-- start of Provided entries --
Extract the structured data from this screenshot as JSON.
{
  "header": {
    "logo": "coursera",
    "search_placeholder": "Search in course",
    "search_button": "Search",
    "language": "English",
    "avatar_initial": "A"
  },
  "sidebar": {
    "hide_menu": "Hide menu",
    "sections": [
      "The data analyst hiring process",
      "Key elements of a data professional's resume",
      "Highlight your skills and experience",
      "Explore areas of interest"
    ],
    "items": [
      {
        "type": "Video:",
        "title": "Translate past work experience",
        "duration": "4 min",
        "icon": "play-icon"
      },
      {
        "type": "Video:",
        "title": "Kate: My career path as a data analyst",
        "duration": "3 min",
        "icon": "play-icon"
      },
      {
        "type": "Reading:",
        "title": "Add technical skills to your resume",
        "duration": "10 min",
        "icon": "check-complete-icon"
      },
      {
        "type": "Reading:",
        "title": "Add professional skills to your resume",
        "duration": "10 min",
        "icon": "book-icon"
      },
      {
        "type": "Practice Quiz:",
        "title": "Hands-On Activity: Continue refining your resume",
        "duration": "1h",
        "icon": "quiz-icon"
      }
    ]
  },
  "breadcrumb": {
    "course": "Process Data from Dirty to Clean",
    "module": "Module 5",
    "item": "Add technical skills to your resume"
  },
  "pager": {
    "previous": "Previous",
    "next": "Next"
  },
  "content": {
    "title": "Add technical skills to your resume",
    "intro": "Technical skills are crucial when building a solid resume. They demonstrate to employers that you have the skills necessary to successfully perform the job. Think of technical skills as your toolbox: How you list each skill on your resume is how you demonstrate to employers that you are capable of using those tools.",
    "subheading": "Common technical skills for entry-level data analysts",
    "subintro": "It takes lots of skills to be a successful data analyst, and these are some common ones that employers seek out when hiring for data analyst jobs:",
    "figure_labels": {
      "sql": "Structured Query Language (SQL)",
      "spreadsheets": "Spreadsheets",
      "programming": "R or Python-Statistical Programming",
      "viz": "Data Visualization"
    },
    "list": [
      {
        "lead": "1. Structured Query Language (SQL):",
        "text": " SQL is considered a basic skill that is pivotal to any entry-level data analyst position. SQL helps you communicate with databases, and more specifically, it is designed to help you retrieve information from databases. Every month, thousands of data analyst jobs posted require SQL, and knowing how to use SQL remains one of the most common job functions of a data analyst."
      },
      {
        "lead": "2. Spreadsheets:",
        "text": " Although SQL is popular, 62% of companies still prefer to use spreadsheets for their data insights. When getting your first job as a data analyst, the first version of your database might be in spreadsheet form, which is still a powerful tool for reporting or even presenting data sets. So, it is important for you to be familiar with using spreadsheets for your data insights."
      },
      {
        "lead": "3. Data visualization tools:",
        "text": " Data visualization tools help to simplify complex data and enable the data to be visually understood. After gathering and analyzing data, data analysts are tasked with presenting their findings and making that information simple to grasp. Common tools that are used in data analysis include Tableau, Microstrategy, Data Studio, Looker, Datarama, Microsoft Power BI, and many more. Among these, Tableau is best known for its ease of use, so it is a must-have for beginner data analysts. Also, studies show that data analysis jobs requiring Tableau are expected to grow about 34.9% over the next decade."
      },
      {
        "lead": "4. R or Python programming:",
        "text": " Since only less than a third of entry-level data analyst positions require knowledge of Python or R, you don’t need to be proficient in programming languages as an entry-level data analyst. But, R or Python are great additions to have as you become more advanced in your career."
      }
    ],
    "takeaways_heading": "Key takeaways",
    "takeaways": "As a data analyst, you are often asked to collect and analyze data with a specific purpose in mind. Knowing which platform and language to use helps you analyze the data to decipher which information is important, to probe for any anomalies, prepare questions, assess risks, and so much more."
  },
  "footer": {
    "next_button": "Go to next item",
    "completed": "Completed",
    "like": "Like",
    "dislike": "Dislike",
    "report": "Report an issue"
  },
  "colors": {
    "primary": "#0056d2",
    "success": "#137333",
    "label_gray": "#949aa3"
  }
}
-- end of Provided entries --
#### Exercise details
Output all records verbatim.

#### Reply to the exercise
Extract the structured data from this screenshot as JSON.
{
  "header": {
    "logo": "coursera",
    "search_placeholder": "Search in course",
    "search_button": "Search",
    "language": "English",
    "avatar_initial": "A"
  },
  "sidebar": {
    "hide_menu": "Hide menu",
    "sections": [
      "The data analyst hiring process",
      "Key elements of a data professional's resume",
      "Highlight your skills and experience",
      "Explore areas of interest"
    ],
    "items": [
      {
        "type": "Video:",
        "title": "Translate past work experience",
        "duration": "4 min",
        "icon": "play-icon"
      },
      {
        "type": "Video:",
        "title": "Kate: My career path as a data analyst",
        "duration": "3 min",
        "icon": "play-icon"
      },
      {
        "type": "Reading:",
        "title": "Add technical skills to your resume",
        "duration": "10 min",
        "icon": "check-complete-icon"
      },
      {
        "type": "Reading:",
        "title": "Add professional skills to your resume",
        "duration": "10 min",
        "icon": "book-icon"
      },
      {
        "type": "Practice Quiz:",
        "title": "Hands-On Activity: Continue refining your resume",
        "duration": "1h",
        "icon": "quiz-icon"
      }
    ]
  },
  "breadcrumb": {
    "course": "Process Data from Dirty to Clean",
    "module": "Module 5",
    "item": "Add technical skills to your resume"
  },
  "pager": {
    "previous": "Previous",
    "next": "Next"
  },
  "content": {
    "title": "Add technical skills to your resume",
    "intro": "Technical skills are crucial when building a solid resume. They demonstrate to employers that you have the skills necessary to successfully perform the job. Think of technical skills as your toolbox: How you list each skill on your resume is how you demonstrate to employers that you are capable of using those tools.",
    "subheading": "Common technical skills for entry-level data analysts",
    "subintro": "It takes lots of skills to be a successful data analyst, and these are some common ones that employers seek out when hiring for data analyst jobs:",
    "figure_labels": {
      "sql": "Structured Query Language (SQL)",
      "spreadsheets": "Spreadsheets",
      "programming": "R or Python-Statistical Programming",
      "viz": "Data Visualization"
    },
    "list": [
      {
        "lead": "1. Structured Query Language (SQL):",
        "text": " SQL is considered a basic skill that is pivotal to any entry-level data analyst position. SQL helps you communicate with databases, and more specifically, it is designed to help you retrieve information from databases. Every month, thousands of data analyst jobs posted require SQL, and knowing how to use SQL remains one of the most common job functions of a data analyst."
      },
      {
        "lead": "2. Spreadsheets:",
        "text": " Although SQL is popular, 62% of companies still prefer to use spreadsheets for their data insights. When getting your first job as a data analyst, the first version of your database might be in spreadsheet form, which is still a powerful tool for reporting or even presenting data sets. So, it is important for you to be familiar with using spreadsheets for your data insights."
      },
      {
        "lead": "3. Data visualization tools:",
        "text": " Data visualization tools help to simplify complex data and enable the data to be visually understood. After gathering and analyzing data, data analysts are tasked with presenting their findings and making that information simple to grasp. Common tools that are used in data analysis include Tableau, Microstrategy, Data Studio, Looker, Datarama, Microsoft Power BI, and many more. Among these, Tableau is best known for its ease of use, so it is a must-have for beginner data analysts. Also, studies show that data analysis jobs requiring Tableau are expected to grow about 34.9% over the next decade."
      },
      {
        "lead": "4. R or Python programming:",
        "text": " Since only less than a third of entry-level data analyst positions require knowledge of Python or R, you don’t need to be proficient in programming languages as an entry-level data analyst. But, R or Python are great additions to have as you become more advanced in your career."
      }
    ],
    "takeaways_heading": "Key takeaways",
    "takeaways": "As a data analyst, you are often asked to collect and analyze data with a specific purpose in mind. Knowing which platform and language to use helps you analyze the data to decipher which information is important, to probe for any anomalies, prepare questions, assess risks, and so much more."
  },
  "footer": {
    "next_button": "Go to next item",
    "completed": "Completed",
    "like": "Like",
    "dislike": "Dislike",
    "report": "Report an issue"
  },
  "colors": {
    "primary": "#0056d2",
    "success": "#137333",
    "label_gray": "#949aa3"
  }
}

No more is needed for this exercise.